Prompt: Retype each record below word for word. Leave the pictures out.

Dataset:
+ + +
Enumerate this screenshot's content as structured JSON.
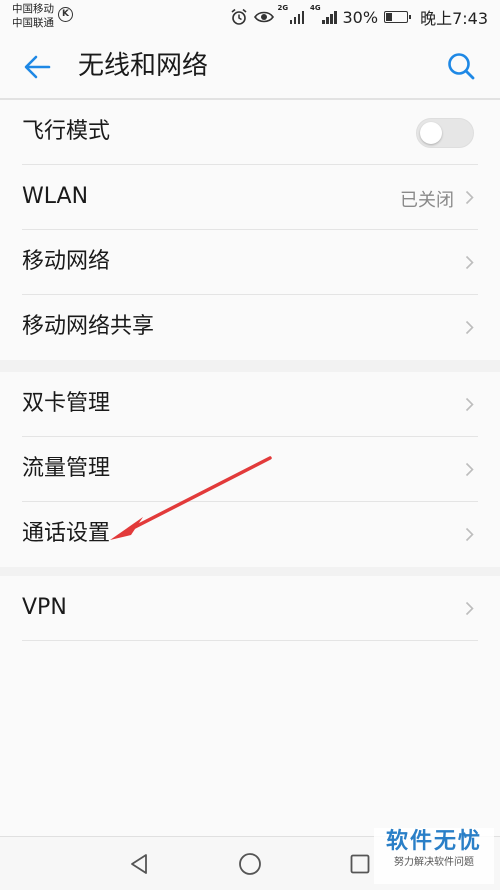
{
  "status_bar": {
    "carrier_1": "中国移动",
    "carrier_2": "中国联通",
    "k_badge": "K",
    "net_2g": "2G",
    "net_4g": "4G",
    "battery_text": "30%",
    "battery_level": 0.3,
    "time": "晚上7:43"
  },
  "header": {
    "title": "无线和网络",
    "back_icon": "arrow-left-icon",
    "search_icon": "search-icon"
  },
  "groups": [
    {
      "items": [
        {
          "label": "飞行模式",
          "control": "toggle",
          "on": false
        },
        {
          "label": "WLAN",
          "value": "已关闭",
          "control": "chevron"
        },
        {
          "label": "移动网络",
          "control": "chevron"
        },
        {
          "label": "移动网络共享",
          "control": "chevron"
        }
      ]
    },
    {
      "items": [
        {
          "label": "双卡管理",
          "control": "chevron"
        },
        {
          "label": "流量管理",
          "control": "chevron"
        },
        {
          "label": "通话设置",
          "control": "chevron"
        }
      ]
    },
    {
      "items": [
        {
          "label": "VPN",
          "control": "chevron"
        }
      ]
    }
  ],
  "annotation": {
    "color": "#e23a3a"
  },
  "nav_bar": {
    "back": "triangle-back-icon",
    "home": "circle-home-icon",
    "recent": "square-recent-icon"
  },
  "watermark": {
    "title": "软件无忧",
    "subtitle": "努力解决软件问题"
  },
  "colors": {
    "accent": "#1e88e5",
    "chevron": "#bdbdbd",
    "value": "#8a8a8a"
  }
}
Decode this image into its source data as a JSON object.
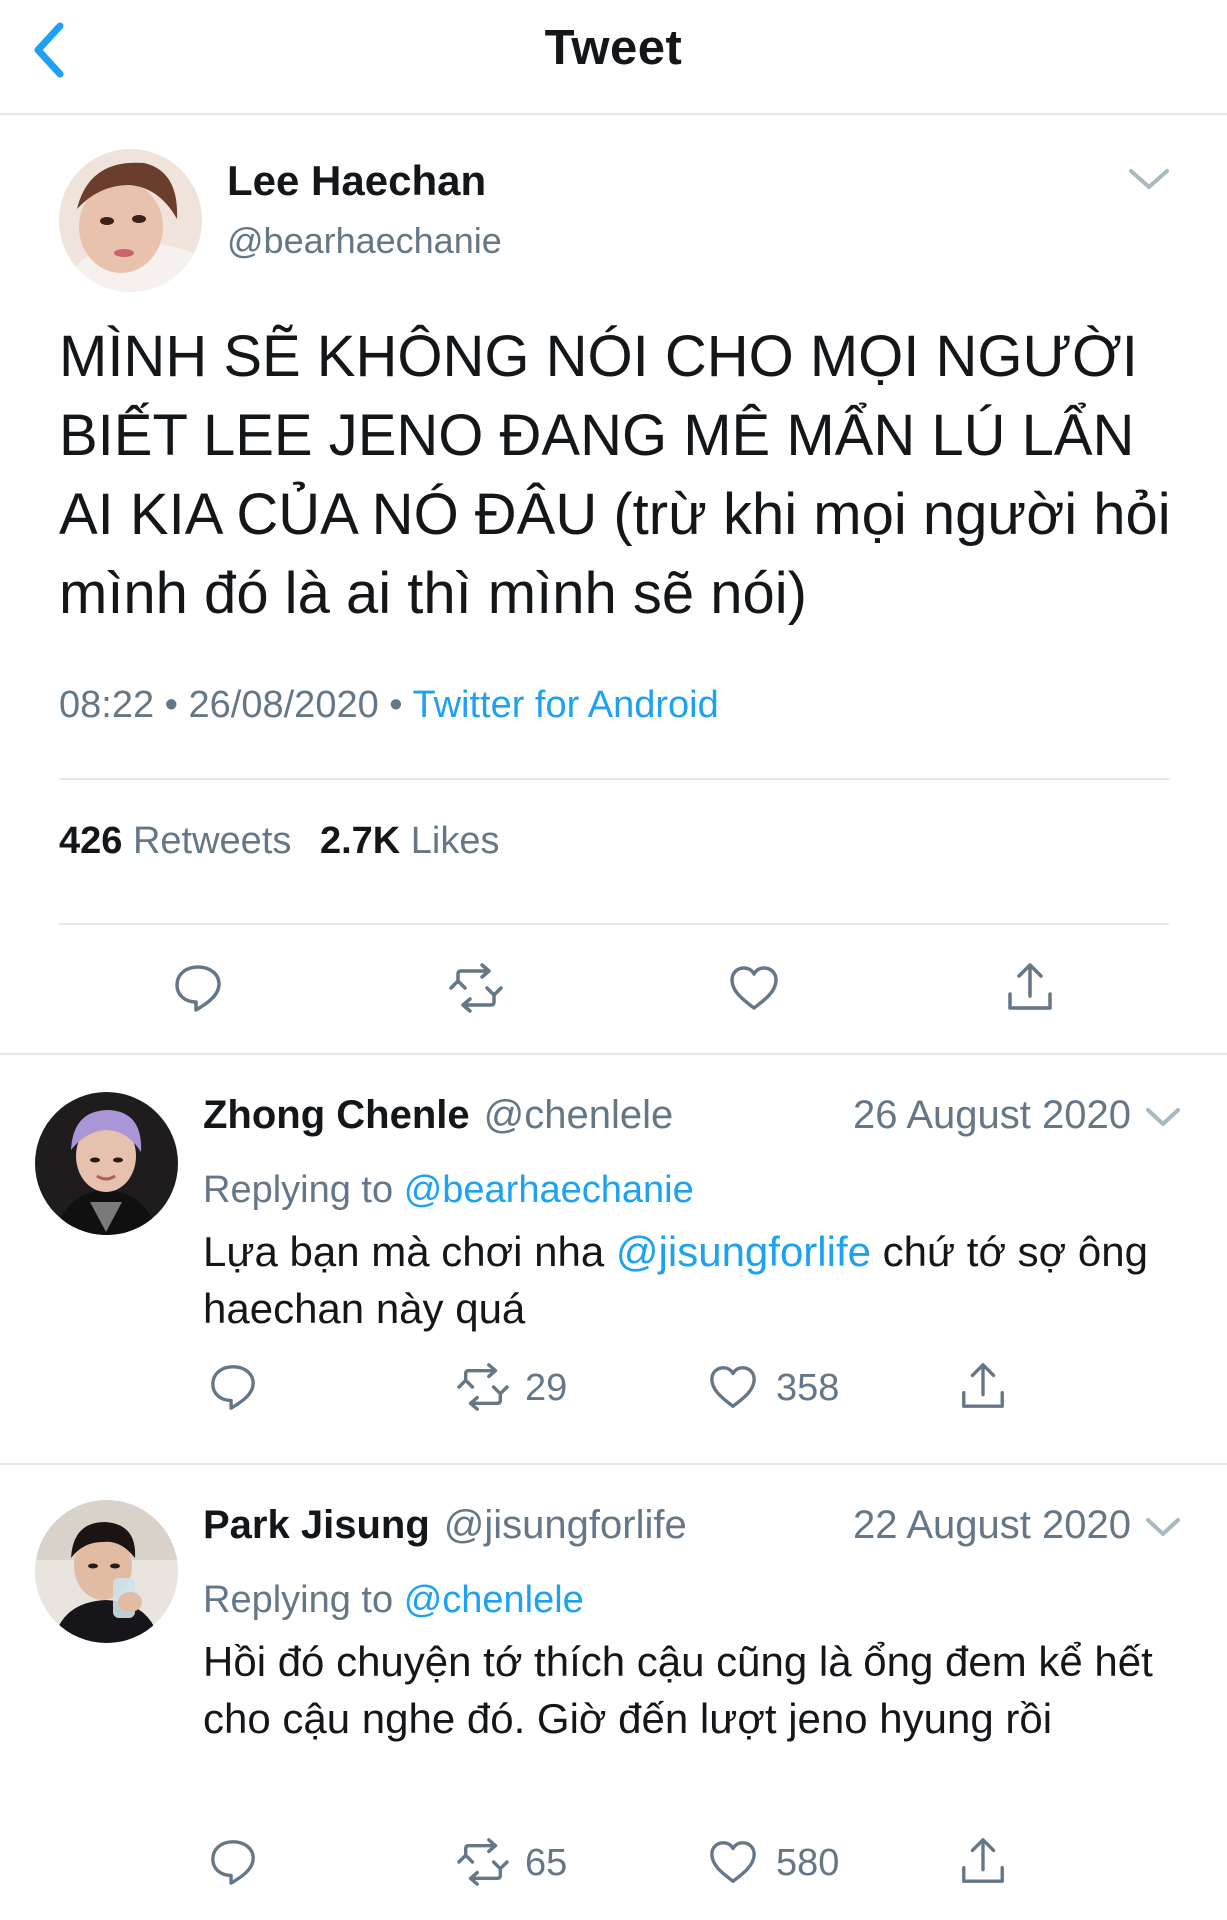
{
  "header": {
    "title": "Tweet"
  },
  "tweet": {
    "author_name": "Lee Haechan",
    "author_handle": "@bearhaechanie",
    "text": "MÌNH SẼ KHÔNG NÓI CHO MỌI NGƯỜI BIẾT LEE JENO ĐANG MÊ MẨN LÚ LẨN AI KIA CỦA NÓ ĐÂU (trừ khi mọi người hỏi mình đó là ai thì mình sẽ nói)",
    "time": "08:22",
    "date": "26/08/2020",
    "separator": "•",
    "source": "Twitter for Android",
    "retweets_count": "426",
    "retweets_label": "Retweets",
    "likes_count": "2.7K",
    "likes_label": "Likes",
    "icons": [
      "reply-icon",
      "retweet-icon",
      "like-icon",
      "share-icon"
    ]
  },
  "replies": [
    {
      "name": "Zhong Chenle",
      "handle": "@chenlele",
      "date": "26 August 2020",
      "replying_label": "Replying to",
      "replying_to": "@bearhaechanie",
      "text_before": "Lựa bạn mà chơi nha ",
      "mention": "@jisungforlife",
      "text_after": " chứ tớ sợ ông haechan này quá",
      "retweets": "29",
      "likes": "358"
    },
    {
      "name": "Park Jisung",
      "handle": "@jisungforlife",
      "date": "22 August 2020",
      "replying_label": "Replying to",
      "replying_to": "@chenlele",
      "text": "Hồi đó chuyện tớ thích cậu cũng là ổng đem kể hết cho cậu nghe đó. Giờ đến lượt jeno hyung rồi",
      "retweets": "65",
      "likes": "580"
    }
  ],
  "colors": {
    "accent": "#1da1f2",
    "icon": "#657786",
    "text": "#14171a",
    "secondary": "#657786",
    "divider": "#e1e8ed"
  }
}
+ + +
Result for this task:
Enumerate this screenshot's content as structured JSON.
{
  "status_bar": {
    "carrier_1": "中国移动",
    "carrier_2": "中国联通",
    "k_badge": "K",
    "net_2g": "2G",
    "net_4g": "4G",
    "battery_text": "30%",
    "battery_level": 0.3,
    "time": "晚上7:43"
  },
  "header": {
    "title": "无线和网络",
    "back_icon": "arrow-left-icon",
    "search_icon": "search-icon"
  },
  "groups": [
    {
      "items": [
        {
          "label": "飞行模式",
          "control": "toggle",
          "on": false
        },
        {
          "label": "WLAN",
          "value": "已关闭",
          "control": "chevron"
        },
        {
          "label": "移动网络",
          "control": "chevron"
        },
        {
          "label": "移动网络共享",
          "control": "chevron"
        }
      ]
    },
    {
      "items": [
        {
          "label": "双卡管理",
          "control": "chevron"
        },
        {
          "label": "流量管理",
          "control": "chevron"
        },
        {
          "label": "通话设置",
          "control": "chevron"
        }
      ]
    },
    {
      "items": [
        {
          "label": "VPN",
          "control": "chevron"
        }
      ]
    }
  ],
  "annotation": {
    "color": "#e23a3a"
  },
  "nav_bar": {
    "back": "triangle-back-icon",
    "home": "circle-home-icon",
    "recent": "square-recent-icon"
  },
  "watermark": {
    "title": "软件无忧",
    "subtitle": "努力解决软件问题"
  },
  "colors": {
    "accent": "#1e88e5",
    "chevron": "#bdbdbd",
    "value": "#8a8a8a"
  }
}
Decode this image into its source data as a JSON object.
{
  "header": {
    "title": "Tweet"
  },
  "tweet": {
    "author_name": "Lee Haechan",
    "author_handle": "@bearhaechanie",
    "text": "MÌNH SẼ KHÔNG NÓI CHO MỌI NGƯỜI BIẾT LEE JENO ĐANG MÊ MẨN LÚ LẨN AI KIA CỦA NÓ ĐÂU (trừ khi mọi người hỏi mình đó là ai thì mình sẽ nói)",
    "time": "08:22",
    "date": "26/08/2020",
    "separator": "•",
    "source": "Twitter for Android",
    "retweets_count": "426",
    "retweets_label": "Retweets",
    "likes_count": "2.7K",
    "likes_label": "Likes",
    "icons": [
      "reply-icon",
      "retweet-icon",
      "like-icon",
      "share-icon"
    ]
  },
  "replies": [
    {
      "name": "Zhong Chenle",
      "handle": "@chenlele",
      "date": "26 August 2020",
      "replying_label": "Replying to",
      "replying_to": "@bearhaechanie",
      "text_before": "Lựa bạn mà chơi nha ",
      "mention": "@jisungforlife",
      "text_after": " chứ tớ sợ ông haechan này quá",
      "retweets": "29",
      "likes": "358"
    },
    {
      "name": "Park Jisung",
      "handle": "@jisungforlife",
      "date": "22 August 2020",
      "replying_label": "Replying to",
      "replying_to": "@chenlele",
      "text": "Hồi đó chuyện tớ thích cậu cũng là ổng đem kể hết cho cậu nghe đó. Giờ đến lượt jeno hyung rồi",
      "retweets": "65",
      "likes": "580"
    }
  ],
  "colors": {
    "accent": "#1da1f2",
    "icon": "#657786",
    "text": "#14171a",
    "secondary": "#657786",
    "divider": "#e1e8ed"
  }
}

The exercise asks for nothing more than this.